Written exercise: Exclude the pictures, then repeat the remaining data exactly.
### Raw records
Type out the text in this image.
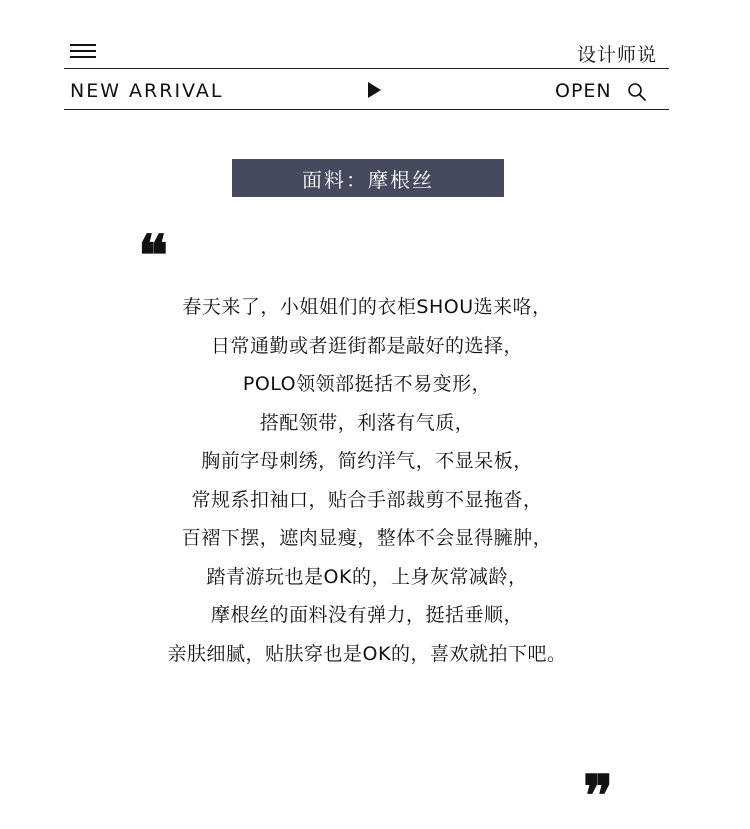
设计师说
NEW ARRIVAL	OPEN
面料：摩根丝
❝
春天来了，小姐姐们的衣柜SHOU选来咯，
日常通勤或者逛街都是敲好的选择，
POLO领领部挺括不易变形，
搭配领带，利落有气质，
胸前字母刺绣，简约洋气，不显呆板，
常规系扣袖口，贴合手部裁剪不显拖沓，
百褶下摆，遮肉显瘦，整体不会显得臃肿，
踏青游玩也是OK的，上身灰常减龄，
摩根丝的面料没有弹力，挺括垂顺，
亲肤细腻，贴肤穿也是OK的，喜欢就拍下吧。
❞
######
Task output:
Type out the text in this image.
设计师说
NEW ARRIVAL	OPEN
面料：摩根丝
❝
春天来了，小姐姐们的衣柜SHOU选来咯，
日常通勤或者逛街都是敲好的选择，
POLO领领部挺括不易变形，
搭配领带，利落有气质，
胸前字母刺绣，简约洋气，不显呆板，
常规系扣袖口，贴合手部裁剪不显拖沓，
百褶下摆，遮肉显瘦，整体不会显得臃肿，
踏青游玩也是OK的，上身灰常减龄，
摩根丝的面料没有弹力，挺括垂顺，
亲肤细腻，贴肤穿也是OK的，喜欢就拍下吧。
❞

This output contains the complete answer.